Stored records
——————————

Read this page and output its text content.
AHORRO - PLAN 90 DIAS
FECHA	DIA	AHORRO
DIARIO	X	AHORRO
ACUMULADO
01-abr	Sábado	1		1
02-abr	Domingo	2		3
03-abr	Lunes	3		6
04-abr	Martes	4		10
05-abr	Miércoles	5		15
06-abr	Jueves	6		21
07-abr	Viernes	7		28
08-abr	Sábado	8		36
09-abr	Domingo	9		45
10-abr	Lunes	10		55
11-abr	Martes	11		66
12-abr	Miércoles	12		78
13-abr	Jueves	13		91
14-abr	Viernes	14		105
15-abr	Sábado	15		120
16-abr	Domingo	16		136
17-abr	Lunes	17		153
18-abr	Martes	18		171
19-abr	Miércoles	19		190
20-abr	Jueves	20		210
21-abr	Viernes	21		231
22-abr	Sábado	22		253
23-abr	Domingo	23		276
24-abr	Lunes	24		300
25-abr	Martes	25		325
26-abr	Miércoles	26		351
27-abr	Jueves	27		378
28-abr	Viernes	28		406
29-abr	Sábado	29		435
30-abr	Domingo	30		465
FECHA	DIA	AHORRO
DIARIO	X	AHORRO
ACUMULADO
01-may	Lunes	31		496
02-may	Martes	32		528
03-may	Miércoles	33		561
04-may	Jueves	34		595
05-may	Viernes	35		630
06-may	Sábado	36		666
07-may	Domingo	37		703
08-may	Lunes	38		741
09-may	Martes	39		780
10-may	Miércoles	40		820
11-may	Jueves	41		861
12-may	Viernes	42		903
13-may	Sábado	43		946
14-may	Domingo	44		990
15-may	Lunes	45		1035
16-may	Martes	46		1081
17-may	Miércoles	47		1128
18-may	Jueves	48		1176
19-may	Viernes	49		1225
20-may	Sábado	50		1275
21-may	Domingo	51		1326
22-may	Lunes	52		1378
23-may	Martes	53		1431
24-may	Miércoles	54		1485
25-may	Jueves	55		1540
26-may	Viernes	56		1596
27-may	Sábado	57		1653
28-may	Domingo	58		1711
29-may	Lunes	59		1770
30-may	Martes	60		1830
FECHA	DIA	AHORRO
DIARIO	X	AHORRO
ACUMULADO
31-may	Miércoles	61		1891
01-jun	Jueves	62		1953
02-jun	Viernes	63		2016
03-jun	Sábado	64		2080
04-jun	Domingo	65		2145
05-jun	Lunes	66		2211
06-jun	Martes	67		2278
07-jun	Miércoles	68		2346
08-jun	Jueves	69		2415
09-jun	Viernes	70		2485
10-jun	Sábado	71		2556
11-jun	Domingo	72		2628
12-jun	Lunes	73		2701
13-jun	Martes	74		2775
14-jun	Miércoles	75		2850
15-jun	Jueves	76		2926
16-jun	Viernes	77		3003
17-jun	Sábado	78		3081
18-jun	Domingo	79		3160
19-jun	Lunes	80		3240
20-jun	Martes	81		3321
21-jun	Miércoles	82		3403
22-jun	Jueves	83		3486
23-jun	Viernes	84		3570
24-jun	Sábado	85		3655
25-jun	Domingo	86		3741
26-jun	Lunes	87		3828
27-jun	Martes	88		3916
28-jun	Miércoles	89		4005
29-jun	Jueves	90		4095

——————————

» What to produce
From the records given above, copy all lines containing "Viernes".

» Response to this task
07-abr	Viernes	7		28
14-abr	Viernes	14		105
21-abr	Viernes	21		231
28-abr	Viernes	28		406
05-may	Viernes	35		630
12-may	Viernes	42		903
19-may	Viernes	49		1225
26-may	Viernes	56		1596
02-jun	Viernes	63		2016
09-jun	Viernes	70		2485
16-jun	Viernes	77		3003
23-jun	Viernes	84		3570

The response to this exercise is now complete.